--- start READING TEXT ---

A.           Limitations on the Company’s Liability and Consultant’s Indemnification of the Company. By entering into this Agreement and receiving the Consulting Services, but subject to the other Agreement terms, the Company will not be liable for any Damages (defined below) caused by Consultant’s dishonesty, willful misconduct, or gross negligence or for Consultant’s breach of this Agreement. Consultant shall indemnify and hold harmless the Company from and against all losses, judgments, damages, expenses (including, without limitation, reasonable fees and expenses of counsel), liabilities, judgments, and amounts paid in settlement (collectively “Damages”) incurred by or asserted against the Company arising from, as a result of, in connection with, or relating to Consultant’s dishonesty, willful misconduct, or gross negligence in performing this Agreement or for Consultant’s breach of this Agreement.

 

B.           Consultant’s Standard of Care. Consultant will provide Consultant’s services under this Agreement with the same degree of care, skill, and prudence that would be customarily exercised in the Company’s best interest.

 

C.           Confidential Information, Non-Disclosure Agreement and Work Product Ownership.

--- end READING TEXT ---

DIRECTION. Render this sentence from the consulting agreement excerpt in Spanish: "Consultant will provide Consultant’s services under this Agreement with the same degree of care, skill, and prudence that would be customarily exercised in the Company’s best interest." The material after this point comes from an unrelated source.

--- start DATA SEGMENT ---

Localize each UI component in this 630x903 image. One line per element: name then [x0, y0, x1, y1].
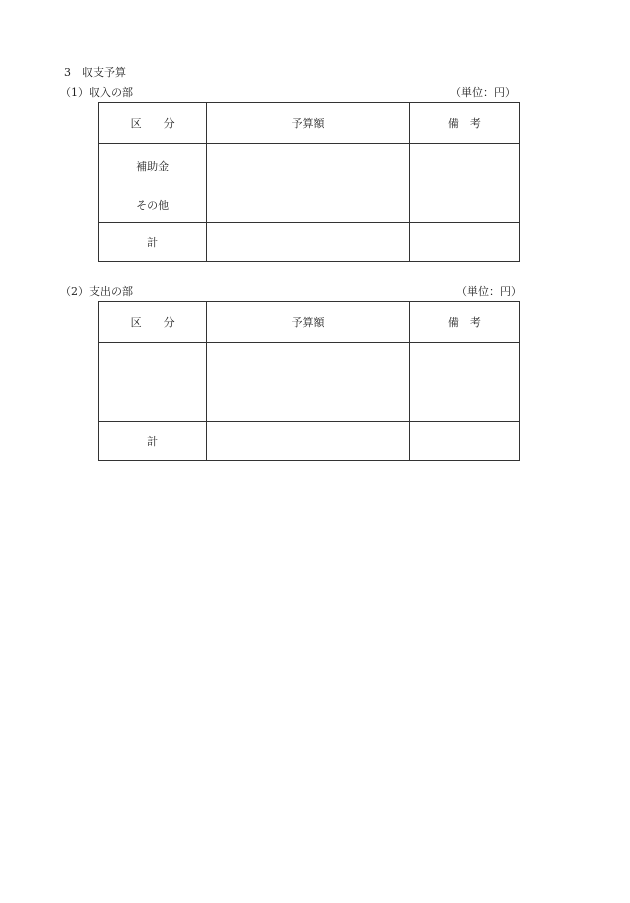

--- end DATA SEGMENT ---

FINISHED EXERCISE. El Consultor prestará sus servicios conforme al presente Acuerdo con el mismo grado de cuidado, pericia y prudencia que se ejercería habitualmente en el mejor interés de la Compañía.